### AIM OF THE EXERCISE
Go through the entries below and pick out every line with "Built".

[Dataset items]

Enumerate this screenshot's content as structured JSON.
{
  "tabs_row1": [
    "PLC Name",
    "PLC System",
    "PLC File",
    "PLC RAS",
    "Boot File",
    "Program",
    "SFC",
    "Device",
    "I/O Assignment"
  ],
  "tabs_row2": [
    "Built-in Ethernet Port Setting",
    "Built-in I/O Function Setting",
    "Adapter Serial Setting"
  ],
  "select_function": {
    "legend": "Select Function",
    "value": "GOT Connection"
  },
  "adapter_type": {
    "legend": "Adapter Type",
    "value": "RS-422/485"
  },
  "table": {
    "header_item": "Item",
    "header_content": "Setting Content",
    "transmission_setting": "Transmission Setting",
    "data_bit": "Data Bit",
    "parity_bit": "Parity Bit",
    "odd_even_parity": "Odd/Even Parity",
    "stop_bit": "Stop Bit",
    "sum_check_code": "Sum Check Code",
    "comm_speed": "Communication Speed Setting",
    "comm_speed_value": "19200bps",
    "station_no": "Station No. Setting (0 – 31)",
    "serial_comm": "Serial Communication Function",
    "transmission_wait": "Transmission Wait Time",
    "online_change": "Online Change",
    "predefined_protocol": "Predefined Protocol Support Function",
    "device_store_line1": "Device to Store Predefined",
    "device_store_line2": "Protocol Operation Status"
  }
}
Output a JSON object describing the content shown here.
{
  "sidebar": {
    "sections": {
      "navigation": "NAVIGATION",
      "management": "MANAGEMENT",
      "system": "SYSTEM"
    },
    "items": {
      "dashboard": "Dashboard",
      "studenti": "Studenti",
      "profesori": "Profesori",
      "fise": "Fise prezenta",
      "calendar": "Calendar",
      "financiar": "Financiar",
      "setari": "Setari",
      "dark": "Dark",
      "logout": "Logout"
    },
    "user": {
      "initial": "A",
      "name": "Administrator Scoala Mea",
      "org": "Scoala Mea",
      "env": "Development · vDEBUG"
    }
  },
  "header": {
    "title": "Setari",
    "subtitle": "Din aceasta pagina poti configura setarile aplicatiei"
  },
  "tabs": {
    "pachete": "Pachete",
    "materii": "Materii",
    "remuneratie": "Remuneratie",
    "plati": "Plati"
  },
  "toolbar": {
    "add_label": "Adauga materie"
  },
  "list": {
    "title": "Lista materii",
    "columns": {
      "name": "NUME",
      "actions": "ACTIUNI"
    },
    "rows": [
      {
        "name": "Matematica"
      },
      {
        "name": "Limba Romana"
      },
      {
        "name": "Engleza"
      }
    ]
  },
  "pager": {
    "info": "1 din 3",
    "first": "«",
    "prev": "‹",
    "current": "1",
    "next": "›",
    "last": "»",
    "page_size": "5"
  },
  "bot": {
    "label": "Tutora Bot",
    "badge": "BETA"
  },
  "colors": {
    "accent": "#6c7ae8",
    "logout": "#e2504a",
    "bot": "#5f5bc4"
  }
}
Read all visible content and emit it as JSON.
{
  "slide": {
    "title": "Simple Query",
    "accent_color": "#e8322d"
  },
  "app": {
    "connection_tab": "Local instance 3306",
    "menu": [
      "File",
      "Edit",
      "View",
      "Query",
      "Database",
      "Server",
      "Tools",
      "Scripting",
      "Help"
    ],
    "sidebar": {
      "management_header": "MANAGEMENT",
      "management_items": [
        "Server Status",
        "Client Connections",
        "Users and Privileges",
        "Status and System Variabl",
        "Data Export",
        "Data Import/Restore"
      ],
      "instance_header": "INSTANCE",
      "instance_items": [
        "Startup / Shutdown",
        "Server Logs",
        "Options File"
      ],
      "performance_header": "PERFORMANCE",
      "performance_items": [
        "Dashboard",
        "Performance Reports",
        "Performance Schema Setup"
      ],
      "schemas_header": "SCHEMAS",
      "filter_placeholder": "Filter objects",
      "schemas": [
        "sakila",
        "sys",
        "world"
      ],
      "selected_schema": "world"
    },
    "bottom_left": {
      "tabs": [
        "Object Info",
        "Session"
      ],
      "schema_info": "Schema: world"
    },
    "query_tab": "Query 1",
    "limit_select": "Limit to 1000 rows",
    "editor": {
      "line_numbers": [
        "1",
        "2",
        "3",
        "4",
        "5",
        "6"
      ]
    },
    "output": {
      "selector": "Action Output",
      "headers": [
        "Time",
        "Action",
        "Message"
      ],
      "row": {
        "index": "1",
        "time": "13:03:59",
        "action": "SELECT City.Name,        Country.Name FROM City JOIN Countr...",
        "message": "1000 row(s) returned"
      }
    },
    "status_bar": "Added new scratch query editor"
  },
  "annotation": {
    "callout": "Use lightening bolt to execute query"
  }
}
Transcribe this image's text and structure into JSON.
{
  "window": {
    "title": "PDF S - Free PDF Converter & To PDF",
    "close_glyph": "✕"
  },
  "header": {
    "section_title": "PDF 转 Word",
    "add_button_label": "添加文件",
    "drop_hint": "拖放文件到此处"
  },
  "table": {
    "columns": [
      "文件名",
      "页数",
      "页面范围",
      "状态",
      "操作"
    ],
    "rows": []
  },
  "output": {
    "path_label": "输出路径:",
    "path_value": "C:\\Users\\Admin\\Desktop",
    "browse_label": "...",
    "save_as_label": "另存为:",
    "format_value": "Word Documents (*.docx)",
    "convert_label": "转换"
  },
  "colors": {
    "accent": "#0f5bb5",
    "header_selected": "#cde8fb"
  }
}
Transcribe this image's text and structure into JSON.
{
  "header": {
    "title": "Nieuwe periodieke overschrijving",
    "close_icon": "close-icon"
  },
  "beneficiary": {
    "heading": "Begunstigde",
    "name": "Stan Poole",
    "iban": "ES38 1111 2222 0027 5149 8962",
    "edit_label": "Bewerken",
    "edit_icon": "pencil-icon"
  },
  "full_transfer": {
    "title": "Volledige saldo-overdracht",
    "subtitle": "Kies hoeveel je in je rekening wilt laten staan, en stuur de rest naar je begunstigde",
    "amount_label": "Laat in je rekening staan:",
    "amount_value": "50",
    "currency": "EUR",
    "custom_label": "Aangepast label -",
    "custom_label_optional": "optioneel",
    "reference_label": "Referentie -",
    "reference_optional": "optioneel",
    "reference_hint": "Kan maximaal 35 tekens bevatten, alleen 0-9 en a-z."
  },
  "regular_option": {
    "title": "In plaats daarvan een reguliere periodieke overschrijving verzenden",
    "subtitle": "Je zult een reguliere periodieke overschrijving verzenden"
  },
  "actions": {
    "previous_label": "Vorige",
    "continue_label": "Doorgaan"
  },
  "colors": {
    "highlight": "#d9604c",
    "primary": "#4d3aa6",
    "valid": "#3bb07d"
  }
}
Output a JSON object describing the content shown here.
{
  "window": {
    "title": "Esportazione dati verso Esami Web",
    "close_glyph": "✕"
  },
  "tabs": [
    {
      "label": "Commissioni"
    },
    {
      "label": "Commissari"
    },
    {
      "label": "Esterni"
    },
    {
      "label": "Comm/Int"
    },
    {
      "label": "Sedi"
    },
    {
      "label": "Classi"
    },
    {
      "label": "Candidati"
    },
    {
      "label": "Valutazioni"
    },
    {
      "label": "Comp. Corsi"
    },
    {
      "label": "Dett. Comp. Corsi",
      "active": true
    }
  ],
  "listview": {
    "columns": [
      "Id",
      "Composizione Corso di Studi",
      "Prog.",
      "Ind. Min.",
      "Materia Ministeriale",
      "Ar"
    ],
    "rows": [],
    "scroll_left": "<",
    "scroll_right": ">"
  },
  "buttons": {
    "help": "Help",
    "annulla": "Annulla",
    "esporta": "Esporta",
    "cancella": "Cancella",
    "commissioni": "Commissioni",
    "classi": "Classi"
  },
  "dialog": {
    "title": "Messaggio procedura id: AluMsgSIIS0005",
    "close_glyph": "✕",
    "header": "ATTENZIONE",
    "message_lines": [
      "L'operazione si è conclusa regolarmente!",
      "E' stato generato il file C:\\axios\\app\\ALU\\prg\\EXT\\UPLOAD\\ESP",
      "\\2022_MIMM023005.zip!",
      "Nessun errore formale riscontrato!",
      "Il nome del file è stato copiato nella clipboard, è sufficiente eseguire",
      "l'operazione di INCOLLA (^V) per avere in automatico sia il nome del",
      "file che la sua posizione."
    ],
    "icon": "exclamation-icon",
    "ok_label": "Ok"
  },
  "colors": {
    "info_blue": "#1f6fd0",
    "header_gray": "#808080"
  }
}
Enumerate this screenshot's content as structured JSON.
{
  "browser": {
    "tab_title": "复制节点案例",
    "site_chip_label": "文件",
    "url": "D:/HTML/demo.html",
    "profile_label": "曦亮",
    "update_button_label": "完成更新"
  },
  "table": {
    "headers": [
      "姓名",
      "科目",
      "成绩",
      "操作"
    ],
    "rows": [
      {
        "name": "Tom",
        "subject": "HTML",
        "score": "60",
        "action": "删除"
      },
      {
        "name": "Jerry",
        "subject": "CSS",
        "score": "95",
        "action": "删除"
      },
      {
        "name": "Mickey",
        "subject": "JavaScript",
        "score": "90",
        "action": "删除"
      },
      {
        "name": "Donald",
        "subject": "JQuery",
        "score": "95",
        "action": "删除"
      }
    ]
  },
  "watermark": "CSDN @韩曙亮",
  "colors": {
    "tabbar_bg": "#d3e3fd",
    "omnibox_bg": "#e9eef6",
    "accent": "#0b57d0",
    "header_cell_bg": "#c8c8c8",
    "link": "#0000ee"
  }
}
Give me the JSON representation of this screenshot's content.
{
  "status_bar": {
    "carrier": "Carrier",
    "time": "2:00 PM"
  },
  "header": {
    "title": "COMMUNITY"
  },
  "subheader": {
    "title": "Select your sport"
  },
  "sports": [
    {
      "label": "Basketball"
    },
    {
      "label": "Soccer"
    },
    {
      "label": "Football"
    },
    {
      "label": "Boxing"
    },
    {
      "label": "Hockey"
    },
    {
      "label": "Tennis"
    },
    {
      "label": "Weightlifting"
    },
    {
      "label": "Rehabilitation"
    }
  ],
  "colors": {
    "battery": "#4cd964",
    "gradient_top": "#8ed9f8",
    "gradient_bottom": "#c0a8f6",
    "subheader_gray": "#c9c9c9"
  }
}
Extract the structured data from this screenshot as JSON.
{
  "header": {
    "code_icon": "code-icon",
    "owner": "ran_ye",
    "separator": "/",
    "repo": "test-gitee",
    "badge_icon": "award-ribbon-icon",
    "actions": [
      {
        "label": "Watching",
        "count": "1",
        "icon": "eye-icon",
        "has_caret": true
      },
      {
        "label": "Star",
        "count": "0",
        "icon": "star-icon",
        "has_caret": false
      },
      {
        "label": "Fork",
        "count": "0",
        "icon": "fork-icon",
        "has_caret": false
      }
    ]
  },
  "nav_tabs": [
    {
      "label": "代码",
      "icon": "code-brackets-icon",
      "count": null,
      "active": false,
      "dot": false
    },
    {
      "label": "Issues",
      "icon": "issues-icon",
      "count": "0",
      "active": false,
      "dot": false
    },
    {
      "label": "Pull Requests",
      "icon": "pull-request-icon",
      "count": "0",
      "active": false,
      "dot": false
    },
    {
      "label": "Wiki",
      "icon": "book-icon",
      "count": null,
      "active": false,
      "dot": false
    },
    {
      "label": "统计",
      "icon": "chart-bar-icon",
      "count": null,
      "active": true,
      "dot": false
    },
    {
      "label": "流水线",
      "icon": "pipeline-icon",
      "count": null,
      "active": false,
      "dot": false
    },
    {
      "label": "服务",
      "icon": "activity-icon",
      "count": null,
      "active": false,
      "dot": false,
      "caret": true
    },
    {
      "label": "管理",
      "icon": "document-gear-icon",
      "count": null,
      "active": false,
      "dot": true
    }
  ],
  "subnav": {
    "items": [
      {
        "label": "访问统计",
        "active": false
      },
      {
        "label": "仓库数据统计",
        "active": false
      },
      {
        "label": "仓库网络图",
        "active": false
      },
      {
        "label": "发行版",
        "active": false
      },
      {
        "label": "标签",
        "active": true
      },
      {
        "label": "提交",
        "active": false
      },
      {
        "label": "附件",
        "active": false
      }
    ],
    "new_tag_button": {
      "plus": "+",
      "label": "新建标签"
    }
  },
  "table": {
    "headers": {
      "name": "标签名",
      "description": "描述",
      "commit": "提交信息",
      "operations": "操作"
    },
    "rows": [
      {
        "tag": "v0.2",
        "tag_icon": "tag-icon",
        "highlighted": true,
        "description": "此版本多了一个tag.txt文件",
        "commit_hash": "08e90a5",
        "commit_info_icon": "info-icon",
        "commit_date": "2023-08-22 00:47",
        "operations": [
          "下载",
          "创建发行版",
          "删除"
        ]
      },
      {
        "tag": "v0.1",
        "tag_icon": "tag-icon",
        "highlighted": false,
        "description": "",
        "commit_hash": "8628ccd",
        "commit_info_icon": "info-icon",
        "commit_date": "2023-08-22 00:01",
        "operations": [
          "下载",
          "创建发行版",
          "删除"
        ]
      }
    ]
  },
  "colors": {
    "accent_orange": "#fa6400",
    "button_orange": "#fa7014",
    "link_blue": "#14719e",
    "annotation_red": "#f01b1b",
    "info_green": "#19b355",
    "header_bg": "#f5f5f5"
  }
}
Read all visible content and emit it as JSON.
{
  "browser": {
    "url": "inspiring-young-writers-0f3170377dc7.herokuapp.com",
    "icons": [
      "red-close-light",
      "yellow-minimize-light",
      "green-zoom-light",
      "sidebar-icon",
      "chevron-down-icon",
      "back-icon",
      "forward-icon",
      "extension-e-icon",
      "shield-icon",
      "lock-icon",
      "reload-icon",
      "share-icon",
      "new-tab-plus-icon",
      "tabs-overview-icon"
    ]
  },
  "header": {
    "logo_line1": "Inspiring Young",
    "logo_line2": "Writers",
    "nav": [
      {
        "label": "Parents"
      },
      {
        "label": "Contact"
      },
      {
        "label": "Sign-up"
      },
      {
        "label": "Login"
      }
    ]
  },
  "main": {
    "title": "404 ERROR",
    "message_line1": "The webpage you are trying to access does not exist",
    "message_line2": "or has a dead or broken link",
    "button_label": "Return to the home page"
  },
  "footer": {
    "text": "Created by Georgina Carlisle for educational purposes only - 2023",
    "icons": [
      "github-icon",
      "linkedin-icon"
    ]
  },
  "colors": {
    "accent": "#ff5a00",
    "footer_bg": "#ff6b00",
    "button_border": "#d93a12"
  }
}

### SOLUTION TO THE EXERCISE
    "Built-in Ethernet Port Setting",
    "Built-in I/O Function Setting",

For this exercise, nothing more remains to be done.